Work to complete: Without skipping anything, write out each record below exactly.
####################
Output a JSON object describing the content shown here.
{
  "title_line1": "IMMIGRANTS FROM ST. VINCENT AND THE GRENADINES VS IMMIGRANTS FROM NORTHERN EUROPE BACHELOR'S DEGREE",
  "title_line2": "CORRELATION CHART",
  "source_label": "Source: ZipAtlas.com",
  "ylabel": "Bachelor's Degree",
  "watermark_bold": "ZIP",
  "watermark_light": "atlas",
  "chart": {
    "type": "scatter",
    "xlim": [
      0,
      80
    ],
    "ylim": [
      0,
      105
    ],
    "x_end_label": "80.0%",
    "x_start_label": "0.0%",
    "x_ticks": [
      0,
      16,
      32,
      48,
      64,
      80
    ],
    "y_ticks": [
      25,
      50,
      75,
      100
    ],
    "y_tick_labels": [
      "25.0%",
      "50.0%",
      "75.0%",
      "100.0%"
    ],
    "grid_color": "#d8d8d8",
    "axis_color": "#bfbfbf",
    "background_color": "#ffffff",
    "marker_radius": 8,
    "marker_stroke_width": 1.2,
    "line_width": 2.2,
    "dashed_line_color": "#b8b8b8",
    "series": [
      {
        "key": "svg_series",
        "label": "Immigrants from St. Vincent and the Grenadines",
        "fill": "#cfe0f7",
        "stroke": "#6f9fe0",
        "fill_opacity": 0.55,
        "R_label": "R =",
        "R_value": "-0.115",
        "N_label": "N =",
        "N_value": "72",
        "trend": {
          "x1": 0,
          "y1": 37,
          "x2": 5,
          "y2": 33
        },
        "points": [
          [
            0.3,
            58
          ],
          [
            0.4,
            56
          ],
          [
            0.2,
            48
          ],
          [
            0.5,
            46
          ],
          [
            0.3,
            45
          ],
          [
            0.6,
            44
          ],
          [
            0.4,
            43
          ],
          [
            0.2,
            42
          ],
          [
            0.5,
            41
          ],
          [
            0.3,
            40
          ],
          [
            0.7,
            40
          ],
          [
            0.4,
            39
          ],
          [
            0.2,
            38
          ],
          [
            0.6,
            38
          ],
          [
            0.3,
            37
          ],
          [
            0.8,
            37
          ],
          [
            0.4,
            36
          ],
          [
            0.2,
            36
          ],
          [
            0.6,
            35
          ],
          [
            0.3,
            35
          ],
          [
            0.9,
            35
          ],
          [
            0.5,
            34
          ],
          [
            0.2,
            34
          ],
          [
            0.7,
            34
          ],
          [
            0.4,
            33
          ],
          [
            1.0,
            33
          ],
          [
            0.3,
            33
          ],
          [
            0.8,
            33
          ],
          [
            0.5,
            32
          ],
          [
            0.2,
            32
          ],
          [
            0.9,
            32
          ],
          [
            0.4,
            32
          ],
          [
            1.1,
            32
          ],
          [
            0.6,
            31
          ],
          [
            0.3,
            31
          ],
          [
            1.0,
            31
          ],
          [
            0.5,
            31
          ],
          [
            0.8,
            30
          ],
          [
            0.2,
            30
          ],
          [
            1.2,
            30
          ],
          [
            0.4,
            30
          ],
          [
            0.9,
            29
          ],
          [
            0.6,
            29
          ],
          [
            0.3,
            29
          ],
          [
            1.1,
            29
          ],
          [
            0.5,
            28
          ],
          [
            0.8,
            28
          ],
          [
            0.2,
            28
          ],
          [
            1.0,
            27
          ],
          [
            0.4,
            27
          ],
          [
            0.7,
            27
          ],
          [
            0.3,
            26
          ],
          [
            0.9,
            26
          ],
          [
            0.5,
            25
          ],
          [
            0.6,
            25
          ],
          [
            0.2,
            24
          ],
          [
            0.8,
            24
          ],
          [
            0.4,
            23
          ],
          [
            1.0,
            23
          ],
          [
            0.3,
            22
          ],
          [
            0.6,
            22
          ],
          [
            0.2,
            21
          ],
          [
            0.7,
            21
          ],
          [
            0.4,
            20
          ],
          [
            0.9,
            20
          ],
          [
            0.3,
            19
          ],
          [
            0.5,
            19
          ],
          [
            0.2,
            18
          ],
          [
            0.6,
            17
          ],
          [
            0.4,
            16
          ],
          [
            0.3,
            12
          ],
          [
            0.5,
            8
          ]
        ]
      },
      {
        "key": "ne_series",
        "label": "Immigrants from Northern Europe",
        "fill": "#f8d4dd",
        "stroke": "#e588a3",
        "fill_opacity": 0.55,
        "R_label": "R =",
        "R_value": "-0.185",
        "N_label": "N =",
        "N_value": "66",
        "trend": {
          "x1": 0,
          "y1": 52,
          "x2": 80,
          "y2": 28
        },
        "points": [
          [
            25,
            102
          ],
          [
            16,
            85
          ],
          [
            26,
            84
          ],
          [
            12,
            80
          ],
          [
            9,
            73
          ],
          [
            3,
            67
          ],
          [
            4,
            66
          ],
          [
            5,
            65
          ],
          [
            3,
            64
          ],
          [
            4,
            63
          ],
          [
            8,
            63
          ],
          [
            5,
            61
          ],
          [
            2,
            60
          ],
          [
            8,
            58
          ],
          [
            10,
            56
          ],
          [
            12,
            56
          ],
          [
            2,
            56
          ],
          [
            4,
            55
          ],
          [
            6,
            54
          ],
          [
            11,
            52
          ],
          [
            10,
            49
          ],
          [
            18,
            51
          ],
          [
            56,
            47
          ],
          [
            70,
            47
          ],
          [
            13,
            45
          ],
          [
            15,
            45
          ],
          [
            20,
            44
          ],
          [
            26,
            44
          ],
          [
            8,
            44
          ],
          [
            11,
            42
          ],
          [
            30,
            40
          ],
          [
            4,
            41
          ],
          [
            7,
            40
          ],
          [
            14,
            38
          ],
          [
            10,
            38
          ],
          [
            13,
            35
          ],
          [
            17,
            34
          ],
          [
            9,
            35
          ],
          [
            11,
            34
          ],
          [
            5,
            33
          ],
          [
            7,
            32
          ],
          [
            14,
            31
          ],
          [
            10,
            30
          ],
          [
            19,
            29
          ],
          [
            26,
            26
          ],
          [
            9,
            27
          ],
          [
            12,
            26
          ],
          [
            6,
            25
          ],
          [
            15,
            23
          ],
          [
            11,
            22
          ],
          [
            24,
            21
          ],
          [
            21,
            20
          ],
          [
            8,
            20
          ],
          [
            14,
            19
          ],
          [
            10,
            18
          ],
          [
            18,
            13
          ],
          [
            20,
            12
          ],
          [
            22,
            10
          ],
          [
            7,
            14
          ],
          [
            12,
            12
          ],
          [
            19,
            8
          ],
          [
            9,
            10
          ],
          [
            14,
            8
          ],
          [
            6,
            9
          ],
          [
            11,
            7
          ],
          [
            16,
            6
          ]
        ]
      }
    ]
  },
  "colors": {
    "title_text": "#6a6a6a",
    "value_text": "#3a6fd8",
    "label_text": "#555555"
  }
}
####################
Response:
Output a JSON object describing the content shown here.
{
  "title_line1": "IMMIGRANTS FROM ST. VINCENT AND THE GRENADINES VS IMMIGRANTS FROM NORTHERN EUROPE BACHELOR'S DEGREE",
  "title_line2": "CORRELATION CHART",
  "source_label": "Source: ZipAtlas.com",
  "ylabel": "Bachelor's Degree",
  "watermark_bold": "ZIP",
  "watermark_light": "atlas",
  "chart": {
    "type": "scatter",
    "xlim": [
      0,
      80
    ],
    "ylim": [
      0,
      105
    ],
    "x_end_label": "80.0%",
    "x_start_label": "0.0%",
    "x_ticks": [
      0,
      16,
      32,
      48,
      64,
      80
    ],
    "y_ticks": [
      25,
      50,
      75,
      100
    ],
    "y_tick_labels": [
      "25.0%",
      "50.0%",
      "75.0%",
      "100.0%"
    ],
    "grid_color": "#d8d8d8",
    "axis_color": "#bfbfbf",
    "background_color": "#ffffff",
    "marker_radius": 8,
    "marker_stroke_width": 1.2,
    "line_width": 2.2,
    "dashed_line_color": "#b8b8b8",
    "series": [
      {
        "key": "svg_series",
        "label": "Immigrants from St. Vincent and the Grenadines",
        "fill": "#cfe0f7",
        "stroke": "#6f9fe0",
        "fill_opacity": 0.55,
        "R_label": "R =",
        "R_value": "-0.115",
        "N_label": "N =",
        "N_value": "72",
        "trend": {
          "x1": 0,
          "y1": 37,
          "x2": 5,
          "y2": 33
        },
        "points": [
          [
            0.3,
            58
          ],
          [
            0.4,
            56
          ],
          [
            0.2,
            48
          ],
          [
            0.5,
            46
          ],
          [
            0.3,
            45
          ],
          [
            0.6,
            44
          ],
          [
            0.4,
            43
          ],
          [
            0.2,
            42
          ],
          [
            0.5,
            41
          ],
          [
            0.3,
            40
          ],
          [
            0.7,
            40
          ],
          [
            0.4,
            39
          ],
          [
            0.2,
            38
          ],
          [
            0.6,
            38
          ],
          [
            0.3,
            37
          ],
          [
            0.8,
            37
          ],
          [
            0.4,
            36
          ],
          [
            0.2,
            36
          ],
          [
            0.6,
            35
          ],
          [
            0.3,
            35
          ],
          [
            0.9,
            35
          ],
          [
            0.5,
            34
          ],
          [
            0.2,
            34
          ],
          [
            0.7,
            34
          ],
          [
            0.4,
            33
          ],
          [
            1.0,
            33
          ],
          [
            0.3,
            33
          ],
          [
            0.8,
            33
          ],
          [
            0.5,
            32
          ],
          [
            0.2,
            32
          ],
          [
            0.9,
            32
          ],
          [
            0.4,
            32
          ],
          [
            1.1,
            32
          ],
          [
            0.6,
            31
          ],
          [
            0.3,
            31
          ],
          [
            1.0,
            31
          ],
          [
            0.5,
            31
          ],
          [
            0.8,
            30
          ],
          [
            0.2,
            30
          ],
          [
            1.2,
            30
          ],
          [
            0.4,
            30
          ],
          [
            0.9,
            29
          ],
          [
            0.6,
            29
          ],
          [
            0.3,
            29
          ],
          [
            1.1,
            29
          ],
          [
            0.5,
            28
          ],
          [
            0.8,
            28
          ],
          [
            0.2,
            28
          ],
          [
            1.0,
            27
          ],
          [
            0.4,
            27
          ],
          [
            0.7,
            27
          ],
          [
            0.3,
            26
          ],
          [
            0.9,
            26
          ],
          [
            0.5,
            25
          ],
          [
            0.6,
            25
          ],
          [
            0.2,
            24
          ],
          [
            0.8,
            24
          ],
          [
            0.4,
            23
          ],
          [
            1.0,
            23
          ],
          [
            0.3,
            22
          ],
          [
            0.6,
            22
          ],
          [
            0.2,
            21
          ],
          [
            0.7,
            21
          ],
          [
            0.4,
            20
          ],
          [
            0.9,
            20
          ],
          [
            0.3,
            19
          ],
          [
            0.5,
            19
          ],
          [
            0.2,
            18
          ],
          [
            0.6,
            17
          ],
          [
            0.4,
            16
          ],
          [
            0.3,
            12
          ],
          [
            0.5,
            8
          ]
        ]
      },
      {
        "key": "ne_series",
        "label": "Immigrants from Northern Europe",
        "fill": "#f8d4dd",
        "stroke": "#e588a3",
        "fill_opacity": 0.55,
        "R_label": "R =",
        "R_value": "-0.185",
        "N_label": "N =",
        "N_value": "66",
        "trend": {
          "x1": 0,
          "y1": 52,
          "x2": 80,
          "y2": 28
        },
        "points": [
          [
            25,
            102
          ],
          [
            16,
            85
          ],
          [
            26,
            84
          ],
          [
            12,
            80
          ],
          [
            9,
            73
          ],
          [
            3,
            67
          ],
          [
            4,
            66
          ],
          [
            5,
            65
          ],
          [
            3,
            64
          ],
          [
            4,
            63
          ],
          [
            8,
            63
          ],
          [
            5,
            61
          ],
          [
            2,
            60
          ],
          [
            8,
            58
          ],
          [
            10,
            56
          ],
          [
            12,
            56
          ],
          [
            2,
            56
          ],
          [
            4,
            55
          ],
          [
            6,
            54
          ],
          [
            11,
            52
          ],
          [
            10,
            49
          ],
          [
            18,
            51
          ],
          [
            56,
            47
          ],
          [
            70,
            47
          ],
          [
            13,
            45
          ],
          [
            15,
            45
          ],
          [
            20,
            44
          ],
          [
            26,
            44
          ],
          [
            8,
            44
          ],
          [
            11,
            42
          ],
          [
            30,
            40
          ],
          [
            4,
            41
          ],
          [
            7,
            40
          ],
          [
            14,
            38
          ],
          [
            10,
            38
          ],
          [
            13,
            35
          ],
          [
            17,
            34
          ],
          [
            9,
            35
          ],
          [
            11,
            34
          ],
          [
            5,
            33
          ],
          [
            7,
            32
          ],
          [
            14,
            31
          ],
          [
            10,
            30
          ],
          [
            19,
            29
          ],
          [
            26,
            26
          ],
          [
            9,
            27
          ],
          [
            12,
            26
          ],
          [
            6,
            25
          ],
          [
            15,
            23
          ],
          [
            11,
            22
          ],
          [
            24,
            21
          ],
          [
            21,
            20
          ],
          [
            8,
            20
          ],
          [
            14,
            19
          ],
          [
            10,
            18
          ],
          [
            18,
            13
          ],
          [
            20,
            12
          ],
          [
            22,
            10
          ],
          [
            7,
            14
          ],
          [
            12,
            12
          ],
          [
            19,
            8
          ],
          [
            9,
            10
          ],
          [
            14,
            8
          ],
          [
            6,
            9
          ],
          [
            11,
            7
          ],
          [
            16,
            6
          ]
        ]
      }
    ]
  },
  "colors": {
    "title_text": "#6a6a6a",
    "value_text": "#3a6fd8",
    "label_text": "#555555"
  }
}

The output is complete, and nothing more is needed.